CONSEGNE
**A)** Secondo il brano sul Palazzo, quale famiglia ne fu la prima proprietaria?
**B)** Riprendi il brano sul Palazzo e prosegui la narrazione a partire dall'ultima frase riportata.

Quali sono i nuovi orizzonti verso i quali vi muovete?
“A breve ci saranno importanti novità e progetti legati all’arte contemporanea insieme alla Galleria Poggiali, in collaborazione con Mariam Mazaheri e anche in questo caso, al di là dell’evento mondano dell’inaugurazione della mostra, cercheremo nel tempo di creare una piccola collezione permanente con una scelta di artisti che possano lavorare nel segno della modernità molto spinta in dialogo con il luogo storico, in un contraddittorio vivace”.
Il Palazzo ha una storia antichissima che parte dal Duecento, situato nell’antico quartiere nobile della città, quando la prima famiglia proprietaria era quella dei Bastari Rittafé. Nel Cinquecento poi il Palazzo subì un ampliamento importante e divenne la residenza del Giureconsulto e Plenipotenziario di Cosimo I de’ Medici, Bartolomeo Concini, il diplomatico più influente dell’epoca, il cui operato fu fondamentale per il conferimento per nomina pontificia del titolo di Granduca a Cosimo I. La famiglia Concini fu fondamentale nella vita politica di allora tanto che arrivò ad imparentarsi con gli stessi Signori di Firenze.

(Dati di analisi dell'impaginazione dei documenti)
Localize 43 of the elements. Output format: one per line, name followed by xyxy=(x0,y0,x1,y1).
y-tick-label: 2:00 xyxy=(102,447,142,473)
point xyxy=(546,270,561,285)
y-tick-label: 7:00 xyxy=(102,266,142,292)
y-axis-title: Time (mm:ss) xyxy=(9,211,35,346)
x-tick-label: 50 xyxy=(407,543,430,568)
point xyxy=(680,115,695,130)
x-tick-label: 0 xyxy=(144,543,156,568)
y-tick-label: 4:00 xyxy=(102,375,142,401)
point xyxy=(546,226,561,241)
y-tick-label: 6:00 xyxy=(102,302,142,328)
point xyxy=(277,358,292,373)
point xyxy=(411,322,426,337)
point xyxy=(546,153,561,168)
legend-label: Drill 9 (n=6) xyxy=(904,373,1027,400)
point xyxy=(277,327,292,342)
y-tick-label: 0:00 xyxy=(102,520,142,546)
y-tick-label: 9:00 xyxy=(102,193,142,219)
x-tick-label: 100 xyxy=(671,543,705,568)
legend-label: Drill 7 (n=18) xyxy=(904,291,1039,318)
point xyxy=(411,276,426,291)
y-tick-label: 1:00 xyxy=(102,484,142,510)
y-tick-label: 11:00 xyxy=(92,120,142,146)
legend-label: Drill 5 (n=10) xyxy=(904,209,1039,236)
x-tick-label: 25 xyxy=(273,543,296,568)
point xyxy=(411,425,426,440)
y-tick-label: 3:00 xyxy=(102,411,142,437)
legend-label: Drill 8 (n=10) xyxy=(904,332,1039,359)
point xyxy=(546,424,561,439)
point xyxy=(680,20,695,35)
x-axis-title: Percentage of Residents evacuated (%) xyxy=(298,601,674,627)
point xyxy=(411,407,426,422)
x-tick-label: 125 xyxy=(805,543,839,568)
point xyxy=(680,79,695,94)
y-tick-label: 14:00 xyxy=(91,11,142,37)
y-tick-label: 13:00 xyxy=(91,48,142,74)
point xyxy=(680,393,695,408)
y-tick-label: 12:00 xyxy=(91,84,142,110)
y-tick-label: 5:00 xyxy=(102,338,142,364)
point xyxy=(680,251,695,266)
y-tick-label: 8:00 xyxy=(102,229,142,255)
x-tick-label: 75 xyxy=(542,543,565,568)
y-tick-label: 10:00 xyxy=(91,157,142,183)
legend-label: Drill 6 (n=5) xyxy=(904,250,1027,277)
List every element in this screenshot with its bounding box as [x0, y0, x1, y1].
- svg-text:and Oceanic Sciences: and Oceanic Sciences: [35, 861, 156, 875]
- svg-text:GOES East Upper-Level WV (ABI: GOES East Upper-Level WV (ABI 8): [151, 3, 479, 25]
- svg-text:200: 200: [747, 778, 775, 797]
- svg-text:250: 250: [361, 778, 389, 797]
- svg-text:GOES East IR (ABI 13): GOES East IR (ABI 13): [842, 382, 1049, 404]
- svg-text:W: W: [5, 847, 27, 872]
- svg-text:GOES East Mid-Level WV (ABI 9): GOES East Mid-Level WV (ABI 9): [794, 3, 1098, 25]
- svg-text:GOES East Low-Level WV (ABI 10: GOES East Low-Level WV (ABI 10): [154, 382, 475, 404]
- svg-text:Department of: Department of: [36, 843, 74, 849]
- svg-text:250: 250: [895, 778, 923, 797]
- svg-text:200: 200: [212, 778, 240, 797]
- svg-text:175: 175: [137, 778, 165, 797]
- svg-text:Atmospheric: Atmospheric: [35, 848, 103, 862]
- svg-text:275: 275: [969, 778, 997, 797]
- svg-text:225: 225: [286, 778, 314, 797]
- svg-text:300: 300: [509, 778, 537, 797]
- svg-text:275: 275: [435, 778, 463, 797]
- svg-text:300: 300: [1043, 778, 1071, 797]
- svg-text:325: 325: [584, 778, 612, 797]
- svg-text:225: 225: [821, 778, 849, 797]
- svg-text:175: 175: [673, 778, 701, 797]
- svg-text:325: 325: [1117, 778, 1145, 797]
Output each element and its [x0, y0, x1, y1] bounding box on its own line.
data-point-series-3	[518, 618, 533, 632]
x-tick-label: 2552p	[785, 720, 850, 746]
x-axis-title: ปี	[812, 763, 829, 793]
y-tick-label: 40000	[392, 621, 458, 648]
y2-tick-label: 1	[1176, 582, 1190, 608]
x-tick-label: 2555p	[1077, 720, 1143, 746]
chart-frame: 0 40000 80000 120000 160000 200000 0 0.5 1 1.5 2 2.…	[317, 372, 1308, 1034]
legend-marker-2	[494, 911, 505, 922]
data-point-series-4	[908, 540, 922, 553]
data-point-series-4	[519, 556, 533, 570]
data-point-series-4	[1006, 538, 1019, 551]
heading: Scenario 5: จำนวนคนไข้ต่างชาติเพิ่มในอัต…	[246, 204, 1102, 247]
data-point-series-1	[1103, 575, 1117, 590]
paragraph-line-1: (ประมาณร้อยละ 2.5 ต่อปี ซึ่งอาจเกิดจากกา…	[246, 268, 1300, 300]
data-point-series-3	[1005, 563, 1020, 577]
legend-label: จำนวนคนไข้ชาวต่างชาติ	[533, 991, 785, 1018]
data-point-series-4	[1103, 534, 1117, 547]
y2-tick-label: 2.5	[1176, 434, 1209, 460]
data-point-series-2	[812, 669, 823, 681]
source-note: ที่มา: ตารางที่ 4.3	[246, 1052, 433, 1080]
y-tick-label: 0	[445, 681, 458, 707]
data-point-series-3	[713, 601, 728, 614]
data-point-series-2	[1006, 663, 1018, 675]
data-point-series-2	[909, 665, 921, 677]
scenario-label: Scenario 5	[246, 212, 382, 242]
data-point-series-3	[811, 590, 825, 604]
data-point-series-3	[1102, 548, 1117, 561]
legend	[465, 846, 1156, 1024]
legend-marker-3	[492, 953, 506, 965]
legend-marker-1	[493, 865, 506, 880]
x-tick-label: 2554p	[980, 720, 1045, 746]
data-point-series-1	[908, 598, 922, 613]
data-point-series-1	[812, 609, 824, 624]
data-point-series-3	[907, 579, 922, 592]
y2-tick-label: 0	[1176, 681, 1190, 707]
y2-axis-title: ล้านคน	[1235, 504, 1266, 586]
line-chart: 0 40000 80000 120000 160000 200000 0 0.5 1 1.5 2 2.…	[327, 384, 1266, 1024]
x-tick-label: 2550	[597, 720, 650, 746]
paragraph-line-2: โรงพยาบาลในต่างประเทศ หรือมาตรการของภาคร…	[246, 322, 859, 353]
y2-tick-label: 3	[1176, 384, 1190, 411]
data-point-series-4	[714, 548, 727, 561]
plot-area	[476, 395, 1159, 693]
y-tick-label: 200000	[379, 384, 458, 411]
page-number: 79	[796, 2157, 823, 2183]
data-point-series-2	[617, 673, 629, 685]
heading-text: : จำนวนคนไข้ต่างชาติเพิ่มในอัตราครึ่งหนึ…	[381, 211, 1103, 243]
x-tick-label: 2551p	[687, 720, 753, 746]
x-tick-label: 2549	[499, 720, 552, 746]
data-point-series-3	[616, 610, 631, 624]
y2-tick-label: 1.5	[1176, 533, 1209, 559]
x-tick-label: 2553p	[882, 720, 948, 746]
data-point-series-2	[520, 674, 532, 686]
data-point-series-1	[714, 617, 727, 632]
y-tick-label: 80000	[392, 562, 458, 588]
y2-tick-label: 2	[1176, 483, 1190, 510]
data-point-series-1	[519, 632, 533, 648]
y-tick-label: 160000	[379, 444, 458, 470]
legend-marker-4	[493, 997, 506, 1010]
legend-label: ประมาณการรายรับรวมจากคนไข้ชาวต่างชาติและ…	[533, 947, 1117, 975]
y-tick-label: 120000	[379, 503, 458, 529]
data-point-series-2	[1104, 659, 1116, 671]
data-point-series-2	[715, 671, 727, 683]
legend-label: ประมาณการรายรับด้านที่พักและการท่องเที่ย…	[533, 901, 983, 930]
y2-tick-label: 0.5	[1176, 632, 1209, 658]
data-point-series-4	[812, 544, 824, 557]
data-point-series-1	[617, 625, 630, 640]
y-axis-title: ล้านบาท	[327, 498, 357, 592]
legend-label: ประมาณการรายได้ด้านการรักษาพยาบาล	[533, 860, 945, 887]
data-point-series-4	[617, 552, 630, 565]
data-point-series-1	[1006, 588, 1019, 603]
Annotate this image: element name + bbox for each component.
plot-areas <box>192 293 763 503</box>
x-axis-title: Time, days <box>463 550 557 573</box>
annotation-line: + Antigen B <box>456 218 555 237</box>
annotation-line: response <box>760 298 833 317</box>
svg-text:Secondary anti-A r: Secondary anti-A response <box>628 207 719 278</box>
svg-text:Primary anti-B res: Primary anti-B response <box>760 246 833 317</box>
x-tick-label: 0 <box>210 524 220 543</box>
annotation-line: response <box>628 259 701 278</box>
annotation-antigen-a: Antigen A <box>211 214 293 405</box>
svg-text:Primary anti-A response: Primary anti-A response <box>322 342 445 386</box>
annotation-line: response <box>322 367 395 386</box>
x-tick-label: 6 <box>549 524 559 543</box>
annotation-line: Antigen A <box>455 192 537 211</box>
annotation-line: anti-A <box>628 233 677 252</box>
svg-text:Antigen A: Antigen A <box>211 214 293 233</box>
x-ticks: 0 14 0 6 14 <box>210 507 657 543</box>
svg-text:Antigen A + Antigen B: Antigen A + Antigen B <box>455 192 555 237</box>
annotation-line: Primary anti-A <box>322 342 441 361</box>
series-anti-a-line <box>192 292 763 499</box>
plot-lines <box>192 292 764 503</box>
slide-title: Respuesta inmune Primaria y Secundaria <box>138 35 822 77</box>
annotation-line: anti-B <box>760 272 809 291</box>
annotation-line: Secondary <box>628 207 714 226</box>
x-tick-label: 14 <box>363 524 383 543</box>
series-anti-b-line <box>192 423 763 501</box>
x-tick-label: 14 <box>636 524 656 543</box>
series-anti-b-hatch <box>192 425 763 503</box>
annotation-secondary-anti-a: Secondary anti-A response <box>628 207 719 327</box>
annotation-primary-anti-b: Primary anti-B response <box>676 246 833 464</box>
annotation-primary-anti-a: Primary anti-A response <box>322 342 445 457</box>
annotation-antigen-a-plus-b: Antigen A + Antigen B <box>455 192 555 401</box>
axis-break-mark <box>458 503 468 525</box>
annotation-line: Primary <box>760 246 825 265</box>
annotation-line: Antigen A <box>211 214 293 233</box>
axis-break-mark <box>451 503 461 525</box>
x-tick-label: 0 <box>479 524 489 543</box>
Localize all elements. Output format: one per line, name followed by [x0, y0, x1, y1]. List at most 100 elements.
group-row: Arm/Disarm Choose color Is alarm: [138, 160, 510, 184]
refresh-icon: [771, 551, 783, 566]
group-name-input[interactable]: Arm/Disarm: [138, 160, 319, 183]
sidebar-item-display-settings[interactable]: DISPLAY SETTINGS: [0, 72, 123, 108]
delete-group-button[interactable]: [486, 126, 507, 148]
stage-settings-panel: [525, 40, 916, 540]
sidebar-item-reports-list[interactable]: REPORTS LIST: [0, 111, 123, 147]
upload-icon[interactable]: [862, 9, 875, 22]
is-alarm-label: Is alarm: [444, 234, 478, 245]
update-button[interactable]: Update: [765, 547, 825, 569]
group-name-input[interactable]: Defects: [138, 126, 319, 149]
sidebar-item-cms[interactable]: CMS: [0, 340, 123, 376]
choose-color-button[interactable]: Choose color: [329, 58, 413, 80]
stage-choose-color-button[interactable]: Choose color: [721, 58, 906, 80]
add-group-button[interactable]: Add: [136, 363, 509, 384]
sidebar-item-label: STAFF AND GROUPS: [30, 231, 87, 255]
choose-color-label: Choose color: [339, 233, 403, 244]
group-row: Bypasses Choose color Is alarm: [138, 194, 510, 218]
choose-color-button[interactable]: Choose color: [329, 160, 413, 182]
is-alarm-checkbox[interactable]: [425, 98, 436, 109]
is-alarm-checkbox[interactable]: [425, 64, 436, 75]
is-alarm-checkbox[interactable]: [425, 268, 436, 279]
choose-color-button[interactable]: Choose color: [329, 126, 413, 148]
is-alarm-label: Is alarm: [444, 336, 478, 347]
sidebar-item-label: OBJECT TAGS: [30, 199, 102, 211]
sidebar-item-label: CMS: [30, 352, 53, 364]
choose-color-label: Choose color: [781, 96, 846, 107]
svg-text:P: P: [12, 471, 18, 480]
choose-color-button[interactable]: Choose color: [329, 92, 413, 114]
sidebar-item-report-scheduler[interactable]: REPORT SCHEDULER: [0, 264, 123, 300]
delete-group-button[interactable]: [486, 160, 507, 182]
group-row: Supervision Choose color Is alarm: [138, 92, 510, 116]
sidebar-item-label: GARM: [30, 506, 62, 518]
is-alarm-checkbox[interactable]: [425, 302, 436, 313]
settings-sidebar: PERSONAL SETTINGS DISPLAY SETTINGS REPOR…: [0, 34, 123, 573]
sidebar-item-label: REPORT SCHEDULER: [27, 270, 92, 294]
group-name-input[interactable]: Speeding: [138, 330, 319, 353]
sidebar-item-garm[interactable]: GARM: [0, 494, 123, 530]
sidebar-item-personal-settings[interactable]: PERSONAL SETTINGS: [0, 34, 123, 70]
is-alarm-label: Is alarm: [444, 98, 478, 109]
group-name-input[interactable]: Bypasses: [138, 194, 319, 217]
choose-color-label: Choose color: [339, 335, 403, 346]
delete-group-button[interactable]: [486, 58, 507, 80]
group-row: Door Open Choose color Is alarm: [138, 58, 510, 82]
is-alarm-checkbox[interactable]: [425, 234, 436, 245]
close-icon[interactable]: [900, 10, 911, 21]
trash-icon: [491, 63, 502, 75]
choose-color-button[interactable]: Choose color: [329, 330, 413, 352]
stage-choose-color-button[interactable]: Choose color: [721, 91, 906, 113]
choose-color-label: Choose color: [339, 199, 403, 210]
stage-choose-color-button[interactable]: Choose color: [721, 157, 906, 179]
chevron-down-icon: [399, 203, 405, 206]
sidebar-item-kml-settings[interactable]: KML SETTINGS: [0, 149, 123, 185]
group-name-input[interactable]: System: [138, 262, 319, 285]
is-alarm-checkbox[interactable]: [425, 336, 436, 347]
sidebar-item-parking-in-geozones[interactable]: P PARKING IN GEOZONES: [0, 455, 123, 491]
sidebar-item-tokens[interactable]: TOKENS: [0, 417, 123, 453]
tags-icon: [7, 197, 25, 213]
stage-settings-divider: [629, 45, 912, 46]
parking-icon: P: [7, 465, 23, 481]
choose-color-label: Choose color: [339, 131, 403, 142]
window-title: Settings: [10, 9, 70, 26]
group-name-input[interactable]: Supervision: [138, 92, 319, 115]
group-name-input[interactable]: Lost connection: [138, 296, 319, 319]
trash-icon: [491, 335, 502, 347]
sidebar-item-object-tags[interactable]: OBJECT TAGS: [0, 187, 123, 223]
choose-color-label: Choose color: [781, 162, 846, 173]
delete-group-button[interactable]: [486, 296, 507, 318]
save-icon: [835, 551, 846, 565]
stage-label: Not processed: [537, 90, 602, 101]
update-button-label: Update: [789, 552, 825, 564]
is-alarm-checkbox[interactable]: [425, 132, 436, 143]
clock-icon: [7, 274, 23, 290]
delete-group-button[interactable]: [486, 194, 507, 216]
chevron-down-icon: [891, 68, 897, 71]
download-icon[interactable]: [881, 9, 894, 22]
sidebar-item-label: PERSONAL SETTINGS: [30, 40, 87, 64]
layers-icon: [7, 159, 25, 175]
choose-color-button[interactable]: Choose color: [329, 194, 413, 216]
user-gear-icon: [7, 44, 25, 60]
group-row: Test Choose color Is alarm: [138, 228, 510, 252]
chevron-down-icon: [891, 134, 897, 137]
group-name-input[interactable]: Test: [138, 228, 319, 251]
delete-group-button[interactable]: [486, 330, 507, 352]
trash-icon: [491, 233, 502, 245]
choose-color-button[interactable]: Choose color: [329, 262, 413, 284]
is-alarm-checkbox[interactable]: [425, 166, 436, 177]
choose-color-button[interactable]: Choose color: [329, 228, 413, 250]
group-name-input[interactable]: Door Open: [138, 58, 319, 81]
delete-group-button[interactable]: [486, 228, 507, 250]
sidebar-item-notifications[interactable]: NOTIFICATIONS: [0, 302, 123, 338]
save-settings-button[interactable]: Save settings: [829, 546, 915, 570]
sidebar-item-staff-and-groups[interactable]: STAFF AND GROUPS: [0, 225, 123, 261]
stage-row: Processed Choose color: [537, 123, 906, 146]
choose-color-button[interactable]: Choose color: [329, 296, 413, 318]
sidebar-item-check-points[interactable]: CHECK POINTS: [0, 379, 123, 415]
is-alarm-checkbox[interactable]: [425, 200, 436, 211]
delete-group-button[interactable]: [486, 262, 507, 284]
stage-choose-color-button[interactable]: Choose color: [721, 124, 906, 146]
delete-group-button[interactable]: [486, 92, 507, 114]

RISPOSTE IN ORDINE
**A)** La famiglia dei Bastari Rittafé.

**B)**
Il piano terra racconta la vita cinquecentesca quando l’ingresso attuale era un ampio cortile dove entravano le carrozze e i carri a costeggiare il loggiato sontuoso, coperto, antistante l’entrata principale. Adiacenti ai locali di rappresentanza le sale destinate allo stoccaggio delle merci soprattutto provenienti dalle fattorie dei Concini com’era d’uso nella nobiltà fiorentina dell’epoca.
Qualche curiosità?
“Al piano terra spicca una preziosa stufa in terracotta policroma del Settecento, realizzata all’epoca di Francesco Giuseppe de’ Medici, possessore del Palazzo dal 1732. L’amorino affrescato sul soffitto ha nelle mani un carciofo e una coppa di vino e ricorda il mito di Cynara, la bella ninfa dai capelli color cenere e gli occhi verdi dai riflessi viola, di cui si era invaghito Zeus e dalla quale fu respinto, tramutandola così in carciofo, brutto fuori ma buono dentro, al contrario della fanciulla, verde con i riflessi viola.”
Scendiamo nel tempo?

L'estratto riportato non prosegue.